* PROBLEM TO SOLVE
Locate all lines with the word "coefficient". Copy them.

[Dataset rows about figures]

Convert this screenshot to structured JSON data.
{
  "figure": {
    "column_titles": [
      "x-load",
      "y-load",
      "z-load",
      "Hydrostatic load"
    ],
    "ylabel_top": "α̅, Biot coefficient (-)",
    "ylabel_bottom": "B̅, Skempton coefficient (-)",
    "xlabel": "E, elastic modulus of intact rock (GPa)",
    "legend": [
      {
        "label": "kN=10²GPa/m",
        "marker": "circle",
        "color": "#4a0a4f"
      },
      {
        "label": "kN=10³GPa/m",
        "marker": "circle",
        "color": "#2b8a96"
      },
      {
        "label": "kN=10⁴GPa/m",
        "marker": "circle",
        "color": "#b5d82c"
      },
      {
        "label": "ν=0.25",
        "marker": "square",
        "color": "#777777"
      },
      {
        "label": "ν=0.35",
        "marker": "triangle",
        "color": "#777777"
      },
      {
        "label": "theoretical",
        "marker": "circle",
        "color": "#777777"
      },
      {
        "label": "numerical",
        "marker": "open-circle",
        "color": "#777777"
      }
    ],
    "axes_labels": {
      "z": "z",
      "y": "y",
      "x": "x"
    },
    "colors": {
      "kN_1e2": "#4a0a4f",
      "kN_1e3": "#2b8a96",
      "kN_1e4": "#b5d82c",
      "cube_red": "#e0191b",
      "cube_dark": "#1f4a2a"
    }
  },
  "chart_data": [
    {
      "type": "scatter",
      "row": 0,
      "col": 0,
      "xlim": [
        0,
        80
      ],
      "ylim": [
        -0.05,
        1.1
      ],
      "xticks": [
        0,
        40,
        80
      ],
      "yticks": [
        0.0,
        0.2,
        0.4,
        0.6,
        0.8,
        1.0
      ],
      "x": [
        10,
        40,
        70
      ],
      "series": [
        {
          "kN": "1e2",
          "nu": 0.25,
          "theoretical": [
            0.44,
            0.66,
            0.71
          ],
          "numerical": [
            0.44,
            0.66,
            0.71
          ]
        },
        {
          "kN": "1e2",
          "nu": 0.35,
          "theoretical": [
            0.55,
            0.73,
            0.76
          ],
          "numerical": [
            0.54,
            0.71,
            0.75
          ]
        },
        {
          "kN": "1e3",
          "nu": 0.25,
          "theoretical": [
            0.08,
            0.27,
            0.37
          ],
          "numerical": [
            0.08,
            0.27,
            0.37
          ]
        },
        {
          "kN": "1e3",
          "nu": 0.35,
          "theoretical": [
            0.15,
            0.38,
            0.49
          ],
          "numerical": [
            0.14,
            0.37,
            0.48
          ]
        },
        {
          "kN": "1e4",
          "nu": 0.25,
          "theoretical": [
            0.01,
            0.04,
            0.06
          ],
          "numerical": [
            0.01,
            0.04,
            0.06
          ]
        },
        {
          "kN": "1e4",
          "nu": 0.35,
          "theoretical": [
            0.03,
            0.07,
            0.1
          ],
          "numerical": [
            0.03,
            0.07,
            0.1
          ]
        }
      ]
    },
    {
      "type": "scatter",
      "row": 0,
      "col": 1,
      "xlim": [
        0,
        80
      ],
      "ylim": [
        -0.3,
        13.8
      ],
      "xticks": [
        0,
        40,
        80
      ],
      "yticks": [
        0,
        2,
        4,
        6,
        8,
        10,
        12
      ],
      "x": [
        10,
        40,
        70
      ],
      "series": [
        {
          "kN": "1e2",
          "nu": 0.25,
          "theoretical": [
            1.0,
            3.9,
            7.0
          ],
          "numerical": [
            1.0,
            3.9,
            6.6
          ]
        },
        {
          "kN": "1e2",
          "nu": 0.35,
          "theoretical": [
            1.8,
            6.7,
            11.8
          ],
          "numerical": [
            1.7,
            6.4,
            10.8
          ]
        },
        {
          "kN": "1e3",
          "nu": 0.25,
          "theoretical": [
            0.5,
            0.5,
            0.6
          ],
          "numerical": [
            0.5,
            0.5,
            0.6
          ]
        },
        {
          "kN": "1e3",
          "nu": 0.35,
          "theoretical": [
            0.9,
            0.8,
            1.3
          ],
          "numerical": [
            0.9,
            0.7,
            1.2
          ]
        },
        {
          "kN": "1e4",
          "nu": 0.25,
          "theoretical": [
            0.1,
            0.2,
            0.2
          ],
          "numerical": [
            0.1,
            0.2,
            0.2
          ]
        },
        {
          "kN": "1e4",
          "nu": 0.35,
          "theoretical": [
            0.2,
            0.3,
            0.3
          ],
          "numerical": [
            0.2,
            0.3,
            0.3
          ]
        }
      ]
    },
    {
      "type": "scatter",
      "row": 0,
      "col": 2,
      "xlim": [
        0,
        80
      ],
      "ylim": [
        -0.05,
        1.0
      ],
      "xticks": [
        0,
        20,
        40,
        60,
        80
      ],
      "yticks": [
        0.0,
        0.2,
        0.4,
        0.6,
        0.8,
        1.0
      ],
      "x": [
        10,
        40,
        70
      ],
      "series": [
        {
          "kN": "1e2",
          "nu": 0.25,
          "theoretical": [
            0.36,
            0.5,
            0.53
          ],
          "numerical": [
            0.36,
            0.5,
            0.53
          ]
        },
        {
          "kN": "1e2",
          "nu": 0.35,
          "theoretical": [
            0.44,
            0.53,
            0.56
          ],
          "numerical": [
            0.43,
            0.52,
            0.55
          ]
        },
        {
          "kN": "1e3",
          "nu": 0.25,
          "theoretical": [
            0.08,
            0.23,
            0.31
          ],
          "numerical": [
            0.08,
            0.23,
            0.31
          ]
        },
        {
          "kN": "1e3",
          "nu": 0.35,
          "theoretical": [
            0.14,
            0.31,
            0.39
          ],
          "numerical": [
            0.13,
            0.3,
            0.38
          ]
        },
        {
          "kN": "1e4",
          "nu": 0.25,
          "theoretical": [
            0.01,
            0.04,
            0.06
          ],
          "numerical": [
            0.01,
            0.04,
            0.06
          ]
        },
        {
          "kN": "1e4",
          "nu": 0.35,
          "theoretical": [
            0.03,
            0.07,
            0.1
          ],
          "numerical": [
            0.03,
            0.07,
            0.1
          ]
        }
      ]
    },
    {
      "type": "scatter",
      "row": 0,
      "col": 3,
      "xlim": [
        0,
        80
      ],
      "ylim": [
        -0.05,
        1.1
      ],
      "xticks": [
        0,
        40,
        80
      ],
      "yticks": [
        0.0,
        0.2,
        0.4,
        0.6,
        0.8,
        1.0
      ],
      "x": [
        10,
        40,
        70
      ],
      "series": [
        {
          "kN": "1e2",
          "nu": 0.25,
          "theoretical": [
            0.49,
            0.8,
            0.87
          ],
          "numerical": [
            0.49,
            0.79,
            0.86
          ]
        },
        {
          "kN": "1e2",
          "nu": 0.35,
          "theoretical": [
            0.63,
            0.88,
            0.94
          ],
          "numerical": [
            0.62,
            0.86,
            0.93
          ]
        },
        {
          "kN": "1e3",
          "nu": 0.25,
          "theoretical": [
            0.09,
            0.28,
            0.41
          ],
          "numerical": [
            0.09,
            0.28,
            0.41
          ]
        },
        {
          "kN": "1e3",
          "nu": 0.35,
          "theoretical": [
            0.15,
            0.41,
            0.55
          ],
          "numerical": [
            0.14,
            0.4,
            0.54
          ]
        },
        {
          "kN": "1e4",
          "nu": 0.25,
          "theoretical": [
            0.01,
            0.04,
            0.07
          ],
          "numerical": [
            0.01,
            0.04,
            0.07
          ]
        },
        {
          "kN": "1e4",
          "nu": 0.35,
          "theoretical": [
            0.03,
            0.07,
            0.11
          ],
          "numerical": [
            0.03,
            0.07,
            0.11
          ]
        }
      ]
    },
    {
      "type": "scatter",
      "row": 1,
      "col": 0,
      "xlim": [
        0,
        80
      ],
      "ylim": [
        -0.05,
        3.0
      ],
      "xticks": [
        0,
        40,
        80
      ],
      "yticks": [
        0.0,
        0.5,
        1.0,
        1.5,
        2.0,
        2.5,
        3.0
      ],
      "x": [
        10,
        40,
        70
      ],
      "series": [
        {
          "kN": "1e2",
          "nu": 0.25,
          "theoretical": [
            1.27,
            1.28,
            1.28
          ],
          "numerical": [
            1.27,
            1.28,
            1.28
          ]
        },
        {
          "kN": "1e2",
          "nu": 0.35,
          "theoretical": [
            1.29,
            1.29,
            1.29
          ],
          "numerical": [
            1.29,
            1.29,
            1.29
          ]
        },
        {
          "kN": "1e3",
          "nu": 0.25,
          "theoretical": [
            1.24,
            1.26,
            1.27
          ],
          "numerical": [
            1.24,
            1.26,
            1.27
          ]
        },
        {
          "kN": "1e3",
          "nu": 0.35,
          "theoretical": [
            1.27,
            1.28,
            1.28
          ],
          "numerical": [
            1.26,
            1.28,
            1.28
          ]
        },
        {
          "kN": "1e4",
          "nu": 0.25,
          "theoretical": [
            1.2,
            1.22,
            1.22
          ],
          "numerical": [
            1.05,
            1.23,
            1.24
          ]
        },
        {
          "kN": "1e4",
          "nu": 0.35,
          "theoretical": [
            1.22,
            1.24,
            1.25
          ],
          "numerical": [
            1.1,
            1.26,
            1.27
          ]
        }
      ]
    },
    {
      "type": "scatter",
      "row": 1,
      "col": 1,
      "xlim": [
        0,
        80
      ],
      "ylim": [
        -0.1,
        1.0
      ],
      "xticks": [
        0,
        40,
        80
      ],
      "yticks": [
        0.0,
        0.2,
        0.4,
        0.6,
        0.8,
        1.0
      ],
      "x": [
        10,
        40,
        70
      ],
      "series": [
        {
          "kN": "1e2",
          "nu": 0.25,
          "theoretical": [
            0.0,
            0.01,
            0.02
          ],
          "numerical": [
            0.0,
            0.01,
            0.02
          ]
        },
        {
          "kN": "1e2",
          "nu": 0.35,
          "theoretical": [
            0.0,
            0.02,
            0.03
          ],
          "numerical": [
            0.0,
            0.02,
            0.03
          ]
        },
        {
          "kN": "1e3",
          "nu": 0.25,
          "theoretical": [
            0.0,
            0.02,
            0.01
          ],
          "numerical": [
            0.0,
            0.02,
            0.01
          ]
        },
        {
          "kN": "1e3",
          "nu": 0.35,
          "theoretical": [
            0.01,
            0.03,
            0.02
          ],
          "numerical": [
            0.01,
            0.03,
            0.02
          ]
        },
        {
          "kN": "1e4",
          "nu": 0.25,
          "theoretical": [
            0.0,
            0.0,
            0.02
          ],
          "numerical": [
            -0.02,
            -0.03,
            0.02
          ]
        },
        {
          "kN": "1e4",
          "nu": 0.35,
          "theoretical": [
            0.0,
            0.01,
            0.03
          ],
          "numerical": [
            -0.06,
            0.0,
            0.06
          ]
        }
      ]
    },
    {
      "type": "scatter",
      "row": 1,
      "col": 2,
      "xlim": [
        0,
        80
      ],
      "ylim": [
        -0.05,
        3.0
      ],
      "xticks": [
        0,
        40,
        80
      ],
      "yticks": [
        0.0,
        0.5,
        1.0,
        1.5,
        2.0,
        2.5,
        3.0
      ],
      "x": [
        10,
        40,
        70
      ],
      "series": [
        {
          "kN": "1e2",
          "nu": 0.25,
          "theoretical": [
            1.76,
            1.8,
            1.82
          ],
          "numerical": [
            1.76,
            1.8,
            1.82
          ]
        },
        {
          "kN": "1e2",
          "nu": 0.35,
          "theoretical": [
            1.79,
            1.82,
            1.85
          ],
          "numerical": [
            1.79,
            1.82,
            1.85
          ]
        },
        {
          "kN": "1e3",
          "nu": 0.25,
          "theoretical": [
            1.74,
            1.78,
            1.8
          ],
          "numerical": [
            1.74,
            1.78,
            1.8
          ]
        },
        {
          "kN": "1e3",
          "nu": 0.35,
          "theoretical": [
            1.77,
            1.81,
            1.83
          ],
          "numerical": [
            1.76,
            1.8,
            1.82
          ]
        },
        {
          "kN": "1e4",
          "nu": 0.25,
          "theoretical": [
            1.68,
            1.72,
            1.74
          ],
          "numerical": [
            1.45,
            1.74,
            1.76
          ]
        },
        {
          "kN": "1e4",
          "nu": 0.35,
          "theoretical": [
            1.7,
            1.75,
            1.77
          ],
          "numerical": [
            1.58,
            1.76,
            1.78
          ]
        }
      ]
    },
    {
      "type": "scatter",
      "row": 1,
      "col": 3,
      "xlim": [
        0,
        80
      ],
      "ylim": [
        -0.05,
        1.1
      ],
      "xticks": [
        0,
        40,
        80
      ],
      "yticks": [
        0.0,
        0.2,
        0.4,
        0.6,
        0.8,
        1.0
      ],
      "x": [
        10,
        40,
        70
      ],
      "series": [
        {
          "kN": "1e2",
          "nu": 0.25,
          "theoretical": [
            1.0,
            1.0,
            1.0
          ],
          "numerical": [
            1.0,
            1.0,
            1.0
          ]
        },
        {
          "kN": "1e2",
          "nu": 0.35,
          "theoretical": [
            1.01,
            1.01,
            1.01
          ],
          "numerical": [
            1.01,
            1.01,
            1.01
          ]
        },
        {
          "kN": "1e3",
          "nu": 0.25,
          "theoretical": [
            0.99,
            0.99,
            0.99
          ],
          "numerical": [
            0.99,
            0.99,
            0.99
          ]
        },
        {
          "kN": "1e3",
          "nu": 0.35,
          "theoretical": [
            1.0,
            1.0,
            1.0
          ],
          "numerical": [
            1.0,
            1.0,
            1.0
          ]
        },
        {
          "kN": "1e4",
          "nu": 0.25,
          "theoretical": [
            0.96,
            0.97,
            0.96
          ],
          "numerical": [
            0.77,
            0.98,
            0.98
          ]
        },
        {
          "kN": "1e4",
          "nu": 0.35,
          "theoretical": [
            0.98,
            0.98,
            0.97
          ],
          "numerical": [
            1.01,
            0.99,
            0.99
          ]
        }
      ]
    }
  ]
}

* WORKED SOLUTION
    "ylabel_top": "α̅, Biot coefficient (-)",
    "ylabel_bottom": "B̅, Skempton coefficient (-)",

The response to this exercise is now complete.